▸ **Extracts from a graphics dataset**
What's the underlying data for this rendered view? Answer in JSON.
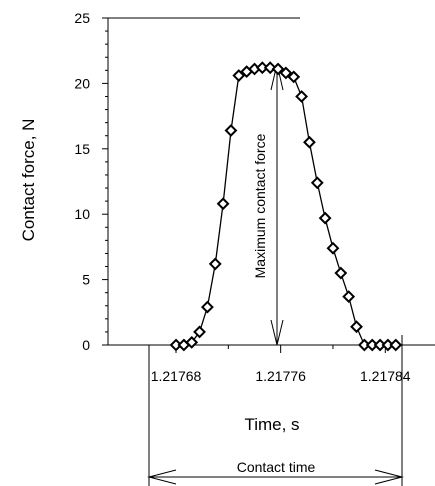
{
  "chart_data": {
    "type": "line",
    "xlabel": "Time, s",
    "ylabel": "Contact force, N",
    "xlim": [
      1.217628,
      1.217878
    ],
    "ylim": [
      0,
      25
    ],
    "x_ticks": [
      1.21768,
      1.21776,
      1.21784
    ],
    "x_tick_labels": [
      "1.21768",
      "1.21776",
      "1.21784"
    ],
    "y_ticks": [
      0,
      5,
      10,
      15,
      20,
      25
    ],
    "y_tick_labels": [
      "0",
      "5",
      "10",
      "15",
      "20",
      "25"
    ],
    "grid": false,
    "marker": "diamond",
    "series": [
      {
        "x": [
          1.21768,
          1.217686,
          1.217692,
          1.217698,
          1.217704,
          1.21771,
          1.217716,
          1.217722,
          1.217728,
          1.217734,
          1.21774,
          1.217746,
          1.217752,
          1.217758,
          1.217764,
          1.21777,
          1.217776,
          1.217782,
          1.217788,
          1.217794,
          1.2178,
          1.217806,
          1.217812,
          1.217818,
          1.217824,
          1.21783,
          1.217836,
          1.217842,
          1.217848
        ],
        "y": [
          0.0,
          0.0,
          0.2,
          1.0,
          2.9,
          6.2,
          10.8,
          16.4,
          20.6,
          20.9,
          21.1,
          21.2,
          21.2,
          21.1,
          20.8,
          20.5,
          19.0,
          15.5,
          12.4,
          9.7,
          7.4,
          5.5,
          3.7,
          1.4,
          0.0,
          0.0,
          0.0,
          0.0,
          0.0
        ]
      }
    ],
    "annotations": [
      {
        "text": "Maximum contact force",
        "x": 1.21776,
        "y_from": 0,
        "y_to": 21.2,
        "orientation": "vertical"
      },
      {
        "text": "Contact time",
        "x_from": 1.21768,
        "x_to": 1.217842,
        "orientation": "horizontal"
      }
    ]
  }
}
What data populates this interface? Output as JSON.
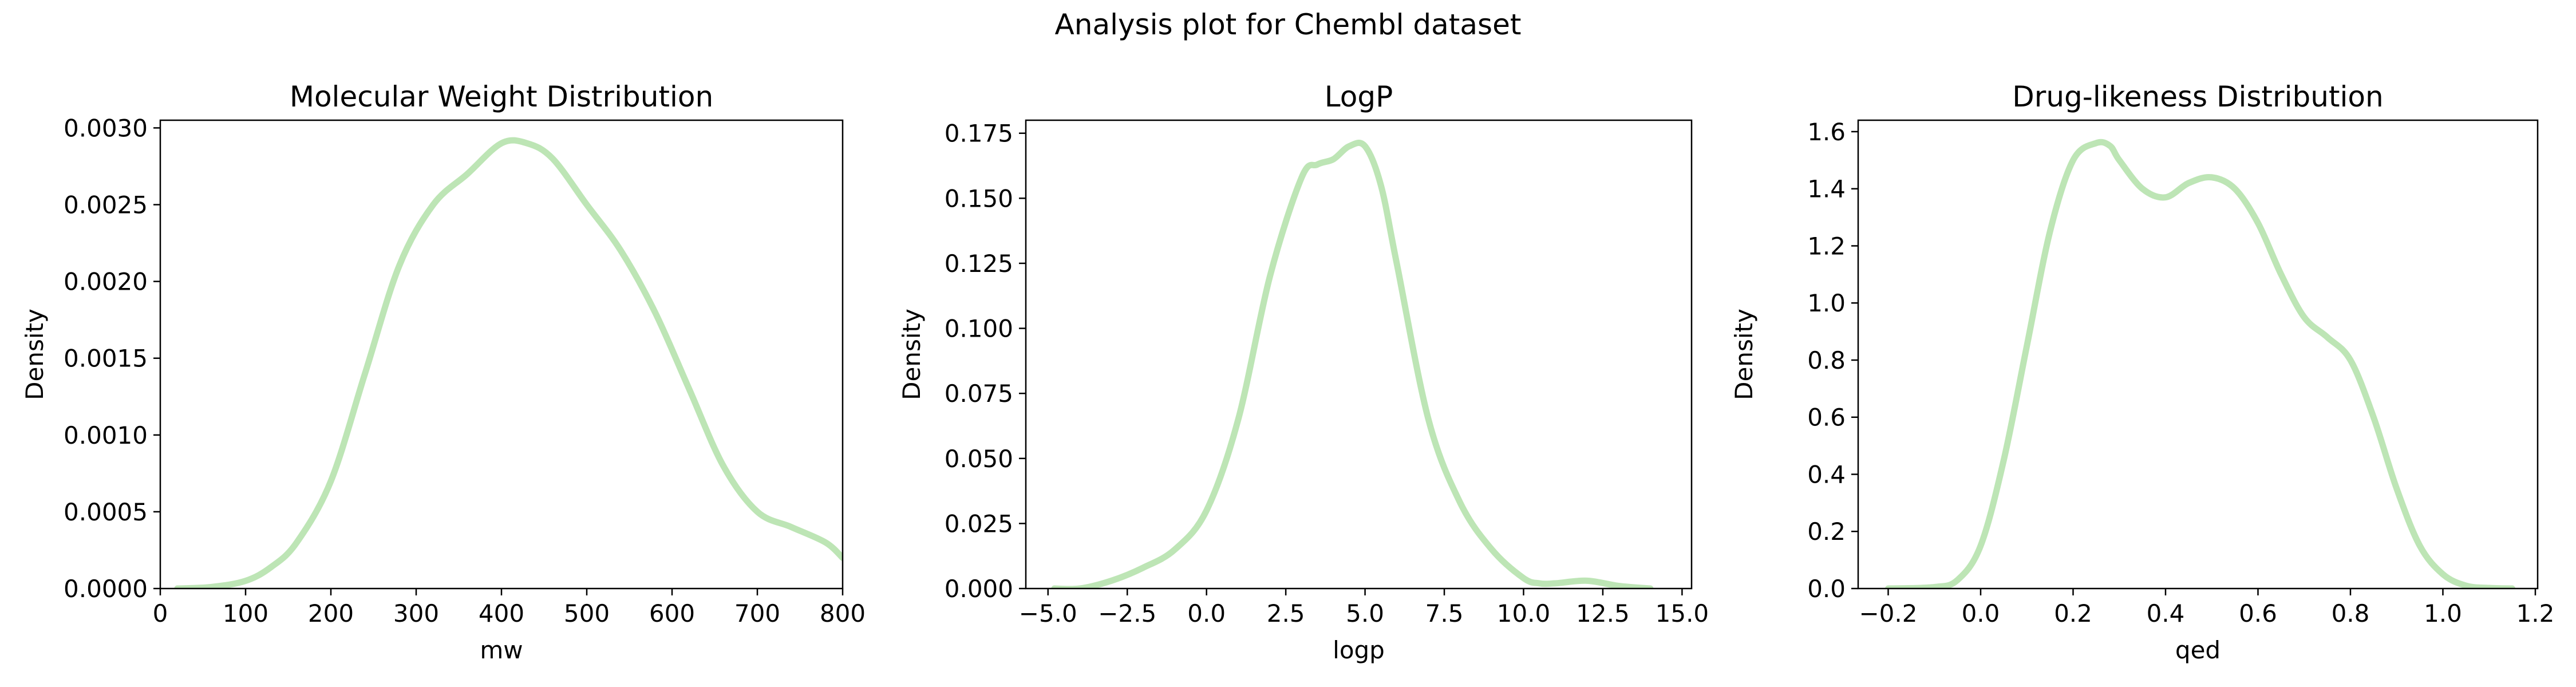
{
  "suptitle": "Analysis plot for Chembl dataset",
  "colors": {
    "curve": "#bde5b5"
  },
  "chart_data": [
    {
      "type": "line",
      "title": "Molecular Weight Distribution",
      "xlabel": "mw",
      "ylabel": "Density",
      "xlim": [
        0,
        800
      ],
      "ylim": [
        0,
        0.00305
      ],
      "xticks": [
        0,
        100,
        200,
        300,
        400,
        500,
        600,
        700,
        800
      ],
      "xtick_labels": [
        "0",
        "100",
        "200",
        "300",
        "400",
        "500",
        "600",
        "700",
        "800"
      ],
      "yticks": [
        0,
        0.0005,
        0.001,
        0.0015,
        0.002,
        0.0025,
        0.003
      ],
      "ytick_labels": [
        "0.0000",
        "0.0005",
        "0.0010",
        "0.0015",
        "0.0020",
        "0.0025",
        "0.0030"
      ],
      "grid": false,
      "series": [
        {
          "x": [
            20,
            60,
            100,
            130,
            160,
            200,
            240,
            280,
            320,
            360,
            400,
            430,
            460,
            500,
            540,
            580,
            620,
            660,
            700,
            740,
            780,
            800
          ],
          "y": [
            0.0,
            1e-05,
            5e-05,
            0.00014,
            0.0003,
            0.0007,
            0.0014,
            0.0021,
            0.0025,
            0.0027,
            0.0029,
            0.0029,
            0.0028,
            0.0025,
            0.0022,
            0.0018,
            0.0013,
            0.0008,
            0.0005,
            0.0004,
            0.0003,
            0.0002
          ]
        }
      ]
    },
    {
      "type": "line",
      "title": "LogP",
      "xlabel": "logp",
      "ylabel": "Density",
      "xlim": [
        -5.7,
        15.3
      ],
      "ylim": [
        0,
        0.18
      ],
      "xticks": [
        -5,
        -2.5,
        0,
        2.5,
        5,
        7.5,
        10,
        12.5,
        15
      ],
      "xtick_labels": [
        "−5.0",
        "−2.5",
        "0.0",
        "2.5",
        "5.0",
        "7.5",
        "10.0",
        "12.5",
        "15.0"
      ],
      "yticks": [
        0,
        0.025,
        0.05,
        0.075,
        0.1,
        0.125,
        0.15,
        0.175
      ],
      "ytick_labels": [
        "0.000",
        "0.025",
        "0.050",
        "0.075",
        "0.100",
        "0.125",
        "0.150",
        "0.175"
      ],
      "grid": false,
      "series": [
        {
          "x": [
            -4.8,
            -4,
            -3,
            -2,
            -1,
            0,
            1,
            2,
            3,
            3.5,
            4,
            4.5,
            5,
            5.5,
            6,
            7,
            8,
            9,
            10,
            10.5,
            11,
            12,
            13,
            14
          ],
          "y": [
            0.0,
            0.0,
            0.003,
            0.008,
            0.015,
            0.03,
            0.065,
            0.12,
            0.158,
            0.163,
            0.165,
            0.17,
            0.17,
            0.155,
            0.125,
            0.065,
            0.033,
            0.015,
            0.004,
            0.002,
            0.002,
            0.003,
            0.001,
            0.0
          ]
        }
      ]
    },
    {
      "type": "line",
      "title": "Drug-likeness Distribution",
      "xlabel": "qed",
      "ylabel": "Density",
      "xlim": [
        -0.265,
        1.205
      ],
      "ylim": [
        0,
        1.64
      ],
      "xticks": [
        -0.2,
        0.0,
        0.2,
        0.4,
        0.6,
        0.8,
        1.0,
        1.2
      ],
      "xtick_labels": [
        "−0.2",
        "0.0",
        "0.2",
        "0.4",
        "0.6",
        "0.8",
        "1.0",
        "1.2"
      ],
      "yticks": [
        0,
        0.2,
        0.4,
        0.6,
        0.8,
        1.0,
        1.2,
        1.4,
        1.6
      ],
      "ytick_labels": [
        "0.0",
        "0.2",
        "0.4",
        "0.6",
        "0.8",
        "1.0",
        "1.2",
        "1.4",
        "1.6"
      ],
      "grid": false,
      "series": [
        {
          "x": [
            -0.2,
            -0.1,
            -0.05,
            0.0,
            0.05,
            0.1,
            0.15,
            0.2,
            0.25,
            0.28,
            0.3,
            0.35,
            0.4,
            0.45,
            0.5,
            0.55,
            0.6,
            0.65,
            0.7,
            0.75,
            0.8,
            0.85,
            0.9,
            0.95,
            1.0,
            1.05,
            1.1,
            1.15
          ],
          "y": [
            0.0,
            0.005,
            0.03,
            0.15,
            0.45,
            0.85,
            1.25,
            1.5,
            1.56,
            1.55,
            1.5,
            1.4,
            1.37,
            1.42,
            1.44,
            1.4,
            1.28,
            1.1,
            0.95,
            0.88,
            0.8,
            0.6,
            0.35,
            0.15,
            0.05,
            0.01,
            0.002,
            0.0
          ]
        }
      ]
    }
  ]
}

...

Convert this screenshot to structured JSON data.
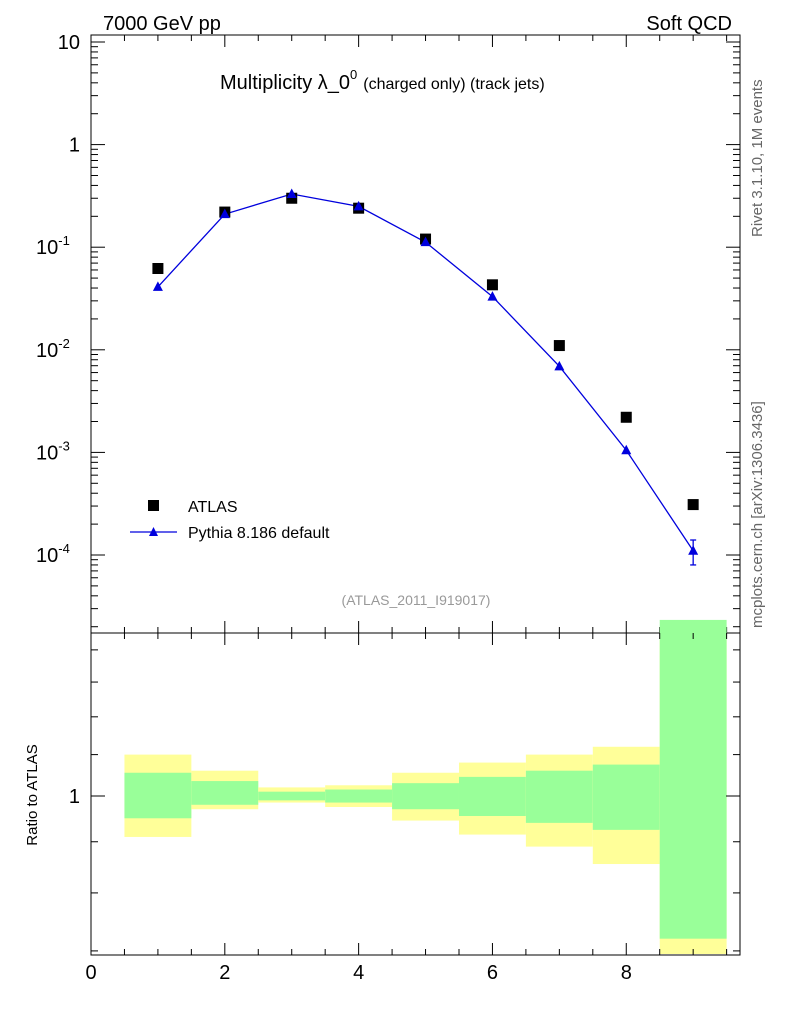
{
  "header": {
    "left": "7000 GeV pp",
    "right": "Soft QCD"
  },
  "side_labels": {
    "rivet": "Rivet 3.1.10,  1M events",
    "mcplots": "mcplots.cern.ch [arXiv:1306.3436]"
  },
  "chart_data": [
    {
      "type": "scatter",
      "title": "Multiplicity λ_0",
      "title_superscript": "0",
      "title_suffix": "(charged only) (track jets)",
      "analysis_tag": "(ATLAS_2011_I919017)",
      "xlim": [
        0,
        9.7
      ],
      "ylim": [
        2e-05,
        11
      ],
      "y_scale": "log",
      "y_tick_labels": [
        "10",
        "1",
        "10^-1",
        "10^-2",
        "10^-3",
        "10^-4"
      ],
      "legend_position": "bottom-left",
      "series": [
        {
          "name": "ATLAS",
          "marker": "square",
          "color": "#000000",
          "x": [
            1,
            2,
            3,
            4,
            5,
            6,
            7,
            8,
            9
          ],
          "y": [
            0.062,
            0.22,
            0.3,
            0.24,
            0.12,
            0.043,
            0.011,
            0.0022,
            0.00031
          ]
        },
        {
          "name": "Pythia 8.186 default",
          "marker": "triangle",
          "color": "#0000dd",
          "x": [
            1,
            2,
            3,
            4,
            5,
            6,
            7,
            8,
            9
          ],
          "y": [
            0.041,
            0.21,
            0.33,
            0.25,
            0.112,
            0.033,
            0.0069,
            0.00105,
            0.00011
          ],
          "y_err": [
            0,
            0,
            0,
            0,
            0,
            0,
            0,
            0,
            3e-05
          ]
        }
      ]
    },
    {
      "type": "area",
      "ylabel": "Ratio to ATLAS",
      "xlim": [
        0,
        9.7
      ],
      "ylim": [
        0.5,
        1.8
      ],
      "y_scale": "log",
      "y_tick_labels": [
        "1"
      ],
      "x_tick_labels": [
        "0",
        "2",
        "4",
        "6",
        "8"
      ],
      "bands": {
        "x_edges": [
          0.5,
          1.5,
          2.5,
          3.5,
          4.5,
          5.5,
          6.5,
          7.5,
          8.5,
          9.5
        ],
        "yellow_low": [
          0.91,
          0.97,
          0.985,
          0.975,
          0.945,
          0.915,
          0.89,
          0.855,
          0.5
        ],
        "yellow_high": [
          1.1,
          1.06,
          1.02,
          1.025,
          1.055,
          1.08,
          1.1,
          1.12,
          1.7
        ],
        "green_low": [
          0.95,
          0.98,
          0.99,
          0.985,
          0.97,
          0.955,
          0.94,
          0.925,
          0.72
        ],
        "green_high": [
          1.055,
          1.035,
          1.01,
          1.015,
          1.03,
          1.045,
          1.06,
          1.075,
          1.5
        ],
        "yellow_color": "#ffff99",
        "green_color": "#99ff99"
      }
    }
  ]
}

▸ **EXERCISE**
Note how many lines in the listing above hold the string "Distribution", then give only that figure.

▸ **FULL OUTPUT**
2